BRIEF => Where does the string "Tämä" appear? Copy every line of the entries below that holds it.

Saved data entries
(begin)

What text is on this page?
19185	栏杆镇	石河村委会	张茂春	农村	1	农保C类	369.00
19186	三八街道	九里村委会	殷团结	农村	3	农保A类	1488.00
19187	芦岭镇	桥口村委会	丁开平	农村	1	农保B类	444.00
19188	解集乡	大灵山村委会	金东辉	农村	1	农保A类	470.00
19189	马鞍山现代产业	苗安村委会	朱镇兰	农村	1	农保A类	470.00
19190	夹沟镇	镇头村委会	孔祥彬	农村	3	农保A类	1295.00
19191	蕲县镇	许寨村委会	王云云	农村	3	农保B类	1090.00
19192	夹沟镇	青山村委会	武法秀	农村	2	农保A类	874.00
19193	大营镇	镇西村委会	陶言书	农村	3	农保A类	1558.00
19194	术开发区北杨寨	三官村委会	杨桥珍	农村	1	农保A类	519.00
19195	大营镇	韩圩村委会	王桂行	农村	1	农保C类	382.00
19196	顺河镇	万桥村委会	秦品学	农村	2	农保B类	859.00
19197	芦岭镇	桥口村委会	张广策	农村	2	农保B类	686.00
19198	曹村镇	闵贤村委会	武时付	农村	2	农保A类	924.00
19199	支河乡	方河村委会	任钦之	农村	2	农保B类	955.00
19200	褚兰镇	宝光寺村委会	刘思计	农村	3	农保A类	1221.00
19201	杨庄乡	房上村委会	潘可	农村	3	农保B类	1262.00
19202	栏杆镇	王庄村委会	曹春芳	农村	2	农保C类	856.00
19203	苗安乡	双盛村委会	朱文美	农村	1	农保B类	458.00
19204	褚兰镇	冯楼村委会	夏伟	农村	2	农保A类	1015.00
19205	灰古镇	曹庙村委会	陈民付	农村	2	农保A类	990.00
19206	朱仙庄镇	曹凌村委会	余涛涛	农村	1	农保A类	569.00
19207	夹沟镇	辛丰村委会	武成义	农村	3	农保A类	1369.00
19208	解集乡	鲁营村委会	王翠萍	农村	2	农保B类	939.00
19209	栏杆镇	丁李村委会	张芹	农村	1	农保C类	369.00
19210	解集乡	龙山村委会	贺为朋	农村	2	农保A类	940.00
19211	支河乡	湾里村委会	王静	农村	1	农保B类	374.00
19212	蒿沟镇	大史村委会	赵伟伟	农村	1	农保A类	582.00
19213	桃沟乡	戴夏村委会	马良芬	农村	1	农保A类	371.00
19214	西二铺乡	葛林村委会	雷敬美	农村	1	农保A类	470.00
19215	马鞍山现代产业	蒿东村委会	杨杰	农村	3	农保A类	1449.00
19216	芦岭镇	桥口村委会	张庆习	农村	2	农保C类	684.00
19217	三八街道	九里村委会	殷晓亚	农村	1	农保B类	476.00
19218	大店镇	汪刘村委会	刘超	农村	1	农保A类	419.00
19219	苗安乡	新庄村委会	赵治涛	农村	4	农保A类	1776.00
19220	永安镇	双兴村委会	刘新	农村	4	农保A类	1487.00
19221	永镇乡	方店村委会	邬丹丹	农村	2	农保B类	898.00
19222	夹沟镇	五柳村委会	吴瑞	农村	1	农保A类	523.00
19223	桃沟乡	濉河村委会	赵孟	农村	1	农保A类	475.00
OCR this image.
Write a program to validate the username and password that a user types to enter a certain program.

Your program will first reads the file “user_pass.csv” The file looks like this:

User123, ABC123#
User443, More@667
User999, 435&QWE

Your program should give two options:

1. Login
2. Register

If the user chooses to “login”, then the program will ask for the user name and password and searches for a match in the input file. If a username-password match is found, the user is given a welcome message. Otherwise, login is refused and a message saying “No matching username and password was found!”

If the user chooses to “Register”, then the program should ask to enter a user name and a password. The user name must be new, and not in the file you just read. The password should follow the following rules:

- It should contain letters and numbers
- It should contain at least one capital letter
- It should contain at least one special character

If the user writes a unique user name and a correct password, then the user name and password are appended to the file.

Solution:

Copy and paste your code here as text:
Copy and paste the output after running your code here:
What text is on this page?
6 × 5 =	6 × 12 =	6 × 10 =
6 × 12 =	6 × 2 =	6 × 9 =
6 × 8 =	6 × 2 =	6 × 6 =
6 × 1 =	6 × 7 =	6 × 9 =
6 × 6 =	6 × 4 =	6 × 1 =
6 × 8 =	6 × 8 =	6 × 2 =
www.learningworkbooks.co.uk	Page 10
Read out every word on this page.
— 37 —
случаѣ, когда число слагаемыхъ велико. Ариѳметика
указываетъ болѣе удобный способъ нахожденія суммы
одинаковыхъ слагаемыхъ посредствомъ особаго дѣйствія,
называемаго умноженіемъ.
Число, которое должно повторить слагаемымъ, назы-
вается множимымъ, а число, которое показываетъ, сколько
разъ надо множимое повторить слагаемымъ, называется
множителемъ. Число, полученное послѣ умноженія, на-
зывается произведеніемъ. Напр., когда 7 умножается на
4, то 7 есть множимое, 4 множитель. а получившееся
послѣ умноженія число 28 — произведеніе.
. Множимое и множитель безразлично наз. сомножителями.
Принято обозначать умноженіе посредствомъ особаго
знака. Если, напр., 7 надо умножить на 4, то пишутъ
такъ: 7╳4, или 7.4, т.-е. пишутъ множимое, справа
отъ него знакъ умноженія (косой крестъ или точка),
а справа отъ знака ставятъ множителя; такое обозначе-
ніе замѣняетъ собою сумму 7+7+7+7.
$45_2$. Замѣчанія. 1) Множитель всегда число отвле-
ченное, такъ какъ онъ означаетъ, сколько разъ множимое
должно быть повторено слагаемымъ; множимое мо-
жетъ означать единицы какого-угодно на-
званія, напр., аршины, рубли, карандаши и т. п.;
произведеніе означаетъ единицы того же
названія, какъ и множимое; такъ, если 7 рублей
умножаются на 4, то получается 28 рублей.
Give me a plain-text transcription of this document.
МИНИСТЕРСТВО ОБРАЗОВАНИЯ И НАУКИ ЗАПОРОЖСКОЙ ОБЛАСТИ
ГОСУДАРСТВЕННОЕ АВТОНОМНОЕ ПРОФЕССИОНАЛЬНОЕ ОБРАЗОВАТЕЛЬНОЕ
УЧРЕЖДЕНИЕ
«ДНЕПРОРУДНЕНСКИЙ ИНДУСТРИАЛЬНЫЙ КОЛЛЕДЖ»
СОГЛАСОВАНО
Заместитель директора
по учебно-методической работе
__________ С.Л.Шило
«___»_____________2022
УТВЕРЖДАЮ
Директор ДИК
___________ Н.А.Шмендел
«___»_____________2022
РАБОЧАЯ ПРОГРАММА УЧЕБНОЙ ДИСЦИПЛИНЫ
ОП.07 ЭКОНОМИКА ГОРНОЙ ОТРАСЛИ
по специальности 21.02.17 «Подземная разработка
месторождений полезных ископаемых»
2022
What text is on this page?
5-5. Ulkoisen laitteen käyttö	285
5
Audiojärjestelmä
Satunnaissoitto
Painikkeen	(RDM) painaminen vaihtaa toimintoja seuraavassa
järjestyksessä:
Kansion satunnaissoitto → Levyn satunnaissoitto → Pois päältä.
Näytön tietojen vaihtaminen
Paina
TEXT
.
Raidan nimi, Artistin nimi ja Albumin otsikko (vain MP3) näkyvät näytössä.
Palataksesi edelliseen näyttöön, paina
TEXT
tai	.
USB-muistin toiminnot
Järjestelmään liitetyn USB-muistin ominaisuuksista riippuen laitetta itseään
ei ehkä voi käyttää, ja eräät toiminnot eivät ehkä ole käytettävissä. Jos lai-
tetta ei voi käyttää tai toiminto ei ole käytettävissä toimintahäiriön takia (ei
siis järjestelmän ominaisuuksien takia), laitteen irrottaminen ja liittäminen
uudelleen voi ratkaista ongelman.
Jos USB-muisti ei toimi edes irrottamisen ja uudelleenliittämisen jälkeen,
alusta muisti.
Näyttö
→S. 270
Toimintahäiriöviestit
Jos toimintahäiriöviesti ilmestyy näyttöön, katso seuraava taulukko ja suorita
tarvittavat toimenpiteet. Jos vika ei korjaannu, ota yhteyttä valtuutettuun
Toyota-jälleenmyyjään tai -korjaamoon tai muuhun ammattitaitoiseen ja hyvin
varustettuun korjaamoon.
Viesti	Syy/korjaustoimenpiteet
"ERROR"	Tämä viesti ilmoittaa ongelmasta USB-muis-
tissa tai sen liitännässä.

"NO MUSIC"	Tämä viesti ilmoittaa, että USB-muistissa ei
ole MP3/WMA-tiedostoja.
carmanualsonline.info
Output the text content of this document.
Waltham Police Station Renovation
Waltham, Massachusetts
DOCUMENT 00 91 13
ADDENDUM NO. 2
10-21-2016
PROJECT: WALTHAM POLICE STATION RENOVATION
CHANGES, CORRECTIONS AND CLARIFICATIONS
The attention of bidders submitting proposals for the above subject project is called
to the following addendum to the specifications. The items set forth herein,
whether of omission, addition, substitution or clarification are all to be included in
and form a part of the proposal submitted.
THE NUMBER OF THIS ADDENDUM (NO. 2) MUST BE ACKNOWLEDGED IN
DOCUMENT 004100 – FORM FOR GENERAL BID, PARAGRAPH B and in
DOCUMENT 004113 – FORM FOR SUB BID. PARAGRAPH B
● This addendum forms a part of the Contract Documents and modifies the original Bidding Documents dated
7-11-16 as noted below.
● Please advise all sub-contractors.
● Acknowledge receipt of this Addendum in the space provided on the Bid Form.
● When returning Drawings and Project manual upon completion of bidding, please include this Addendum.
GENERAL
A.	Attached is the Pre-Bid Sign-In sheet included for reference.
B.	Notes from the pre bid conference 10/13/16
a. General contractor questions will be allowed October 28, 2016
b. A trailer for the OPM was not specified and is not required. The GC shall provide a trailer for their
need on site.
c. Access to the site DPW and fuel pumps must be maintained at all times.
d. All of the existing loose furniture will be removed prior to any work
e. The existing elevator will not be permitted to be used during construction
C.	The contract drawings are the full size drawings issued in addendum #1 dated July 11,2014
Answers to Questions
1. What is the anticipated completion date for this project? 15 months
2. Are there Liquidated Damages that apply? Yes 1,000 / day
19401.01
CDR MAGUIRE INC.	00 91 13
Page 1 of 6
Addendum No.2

(end)

CORRECT OUTPUT =>
"ERROR"	Tämä viesti ilmoittaa ongelmasta USB-muis-
"NO MUSIC"	Tämä viesti ilmoittaa, että USB-muistissa ei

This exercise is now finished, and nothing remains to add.